▸ **To do**
Return the lines of all the entries below as a JSON list of strings, with one string for each line and blank lines left out.

□ □ □ □ □ □ □

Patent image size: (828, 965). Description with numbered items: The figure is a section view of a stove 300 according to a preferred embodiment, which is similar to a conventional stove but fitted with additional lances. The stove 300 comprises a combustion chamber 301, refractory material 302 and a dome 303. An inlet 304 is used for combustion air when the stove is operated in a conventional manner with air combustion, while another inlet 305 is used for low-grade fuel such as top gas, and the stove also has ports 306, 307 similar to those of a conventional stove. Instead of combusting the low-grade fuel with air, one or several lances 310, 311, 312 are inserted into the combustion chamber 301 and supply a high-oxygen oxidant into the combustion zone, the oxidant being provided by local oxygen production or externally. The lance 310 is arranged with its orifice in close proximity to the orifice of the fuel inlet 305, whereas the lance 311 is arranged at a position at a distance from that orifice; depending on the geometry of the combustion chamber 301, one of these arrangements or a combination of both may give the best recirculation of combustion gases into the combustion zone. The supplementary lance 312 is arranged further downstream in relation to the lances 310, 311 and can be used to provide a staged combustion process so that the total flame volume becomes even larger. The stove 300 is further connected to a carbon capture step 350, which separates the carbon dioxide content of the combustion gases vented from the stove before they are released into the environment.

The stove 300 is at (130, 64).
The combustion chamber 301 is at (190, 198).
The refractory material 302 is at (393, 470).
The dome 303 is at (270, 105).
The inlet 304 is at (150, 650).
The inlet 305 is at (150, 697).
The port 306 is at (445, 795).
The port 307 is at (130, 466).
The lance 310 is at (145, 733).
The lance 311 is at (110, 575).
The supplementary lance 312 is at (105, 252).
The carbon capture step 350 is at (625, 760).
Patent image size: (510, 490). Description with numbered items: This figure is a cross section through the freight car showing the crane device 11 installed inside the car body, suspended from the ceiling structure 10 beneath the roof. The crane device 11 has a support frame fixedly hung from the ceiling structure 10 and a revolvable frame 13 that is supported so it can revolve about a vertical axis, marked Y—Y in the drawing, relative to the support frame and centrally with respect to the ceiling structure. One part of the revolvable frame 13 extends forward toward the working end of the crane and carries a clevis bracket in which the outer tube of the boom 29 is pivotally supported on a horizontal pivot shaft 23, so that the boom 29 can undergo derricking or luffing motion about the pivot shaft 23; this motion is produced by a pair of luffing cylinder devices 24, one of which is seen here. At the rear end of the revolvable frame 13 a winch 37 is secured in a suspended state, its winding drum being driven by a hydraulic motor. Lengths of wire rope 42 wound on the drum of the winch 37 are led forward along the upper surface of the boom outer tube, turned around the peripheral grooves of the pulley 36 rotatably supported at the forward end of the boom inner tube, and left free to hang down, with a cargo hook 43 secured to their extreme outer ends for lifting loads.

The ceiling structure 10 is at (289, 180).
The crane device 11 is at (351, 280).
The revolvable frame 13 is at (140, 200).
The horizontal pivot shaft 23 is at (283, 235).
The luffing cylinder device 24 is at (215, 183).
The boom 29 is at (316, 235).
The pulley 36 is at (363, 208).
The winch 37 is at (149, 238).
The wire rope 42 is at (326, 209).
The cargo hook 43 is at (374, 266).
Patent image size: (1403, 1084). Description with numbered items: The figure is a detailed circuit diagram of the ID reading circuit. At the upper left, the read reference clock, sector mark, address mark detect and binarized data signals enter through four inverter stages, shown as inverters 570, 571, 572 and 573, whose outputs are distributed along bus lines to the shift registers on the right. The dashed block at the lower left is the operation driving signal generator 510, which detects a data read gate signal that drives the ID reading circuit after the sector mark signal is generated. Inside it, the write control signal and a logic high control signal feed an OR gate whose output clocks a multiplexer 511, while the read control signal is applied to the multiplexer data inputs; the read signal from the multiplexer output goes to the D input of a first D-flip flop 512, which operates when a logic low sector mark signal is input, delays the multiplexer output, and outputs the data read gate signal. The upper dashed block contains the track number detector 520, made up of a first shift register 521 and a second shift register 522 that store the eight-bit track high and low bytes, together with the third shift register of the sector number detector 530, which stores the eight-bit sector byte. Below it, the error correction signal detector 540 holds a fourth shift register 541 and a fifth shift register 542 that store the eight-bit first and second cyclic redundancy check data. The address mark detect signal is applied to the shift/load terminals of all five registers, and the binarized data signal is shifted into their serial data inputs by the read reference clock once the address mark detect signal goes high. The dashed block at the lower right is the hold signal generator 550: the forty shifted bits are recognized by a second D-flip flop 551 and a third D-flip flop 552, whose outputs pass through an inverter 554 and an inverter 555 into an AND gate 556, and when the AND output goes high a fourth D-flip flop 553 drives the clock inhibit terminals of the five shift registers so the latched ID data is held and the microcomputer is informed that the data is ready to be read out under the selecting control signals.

□ □ □ □ □ □ □

▸ **Expected answer**
[
  "Patent image size: (828, 965). Description with numbered items: The figure is a section view of a stove 300 according to a preferred embodiment, which is similar to a conventional stove but fitted with additional lances. The stove 300 comprises a combustion chamber 301, refractory material 302 and a dome 303. An inlet 304 is used for combustion air when the stove is operated in a conventional manner with air combustion, while another inlet 305 is used for low-grade fuel such as top gas, and the stove also has ports 306, 307 similar to those of a conventional stove. Instead of combusting the low-grade fuel with air, one or several lances 310, 311, 312 are inserted into the combustion chamber 301 and supply a high-oxygen oxidant into the combustion zone, the oxidant being provided by local oxygen production or externally. The lance 310 is arranged with its orifice in close proximity to the orifice of the fuel inlet 305, whereas the lance 311 is arranged at a position at a distance from that orifice; depending on the geometry of the combustion chamber 301, one of these arrangements or a combination of both may give the best recirculation of combustion gases into the combustion zone. The supplementary lance 312 is arranged further downstream in relation to the lances 310, 311 and can be used to provide a staged combustion process so that the total flame volume becomes even larger. The stove 300 is further connected to a carbon capture step 350, which separates the carbon dioxide content of the combustion gases vented from the stove before they are released into the environment.",
  "The stove 300 is at (130, 64).",
  "The combustion chamber 301 is at (190, 198).",
  "The refractory material 302 is at (393, 470).",
  "The dome 303 is at (270, 105).",
  "The inlet 304 is at (150, 650).",
  "The inlet 305 is at (150, 697).",
  "The port 306 is at (445, 795).",
  "The port 307 is at (130, 466).",
  "The lance 310 is at (145, 733).",
  "The lance 311 is at (110, 575).",
  "The supplementary lance 312 is at (105, 252).",
  "The carbon capture step 350 is at (625, 760).",
  "Patent image size: (510, 490). Description with numbered items: This figure is a cross section through the freight car showing the crane device 11 installed inside the car body, suspended from the ceiling structure 10 beneath the roof. The crane device 11 has a support frame fixedly hung from the ceiling structure 10 and a revolvable frame 13 that is supported so it can revolve about a vertical axis, marked Y—Y in the drawing, relative to the support frame and centrally with respect to the ceiling structure. One part of the revolvable frame 13 extends forward toward the working end of the crane and carries a clevis bracket in which the outer tube of the boom 29 is pivotally supported on a horizontal pivot shaft 23, so that the boom 29 can undergo derricking or luffing motion about the pivot shaft 23; this motion is produced by a pair of luffing cylinder devices 24, one of which is seen here. At the rear end of the revolvable frame 13 a winch 37 is secured in a suspended state, its winding drum being driven by a hydraulic motor. Lengths of wire rope 42 wound on the drum of the winch 37 are led forward along the upper surface of the boom outer tube, turned around the peripheral grooves of the pulley 36 rotatably supported at the forward end of the boom inner tube, and left free to hang down, with a cargo hook 43 secured to their extreme outer ends for lifting loads.",
  "The ceiling structure 10 is at (289, 180).",
  "The crane device 11 is at (351, 280).",
  "The revolvable frame 13 is at (140, 200).",
  "The horizontal pivot shaft 23 is at (283, 235).",
  "The luffing cylinder device 24 is at (215, 183).",
  "The boom 29 is at (316, 235).",
  "The pulley 36 is at (363, 208).",
  "The winch 37 is at (149, 238).",
  "The wire rope 42 is at (326, 209).",
  "The cargo hook 43 is at (374, 266).",
  "Patent image size: (1403, 1084). Description with numbered items: The figure is a detailed circuit diagram of the ID reading circuit. At the upper left, the read reference clock, sector mark, address mark detect and binarized data signals enter through four inverter stages, shown as inverters 570, 571, 572 and 573, whose outputs are distributed along bus lines to the shift registers on the right. The dashed block at the lower left is the operation driving signal generator 510, which detects a data read gate signal that drives the ID reading circuit after the sector mark signal is generated. Inside it, the write control signal and a logic high control signal feed an OR gate whose output clocks a multiplexer 511, while the read control signal is applied to the multiplexer data inputs; the read signal from the multiplexer output goes to the D input of a first D-flip flop 512, which operates when a logic low sector mark signal is input, delays the multiplexer output, and outputs the data read gate signal. The upper dashed block contains the track number detector 520, made up of a first shift register 521 and a second shift register 522 that store the eight-bit track high and low bytes, together with the third shift register of the sector number detector 530, which stores the eight-bit sector byte. Below it, the error correction signal detector 540 holds a fourth shift register 541 and a fifth shift register 542 that store the eight-bit first and second cyclic redundancy check data. The address mark detect signal is applied to the shift/load terminals of all five registers, and the binarized data signal is shifted into their serial data inputs by the read reference clock once the address mark detect signal goes high. The dashed block at the lower right is the hold signal generator 550: the forty shifted bits are recognized by a second D-flip flop 551 and a third D-flip flop 552, whose outputs pass through an inverter 554 and an inverter 555 into an AND gate 556, and when the AND output goes high a fourth D-flip flop 553 drives the clock inhibit terminals of the five shift registers so the latched ID data is held and the microcomputer is informed that the data is ready to be read out under the selecting control signals."
]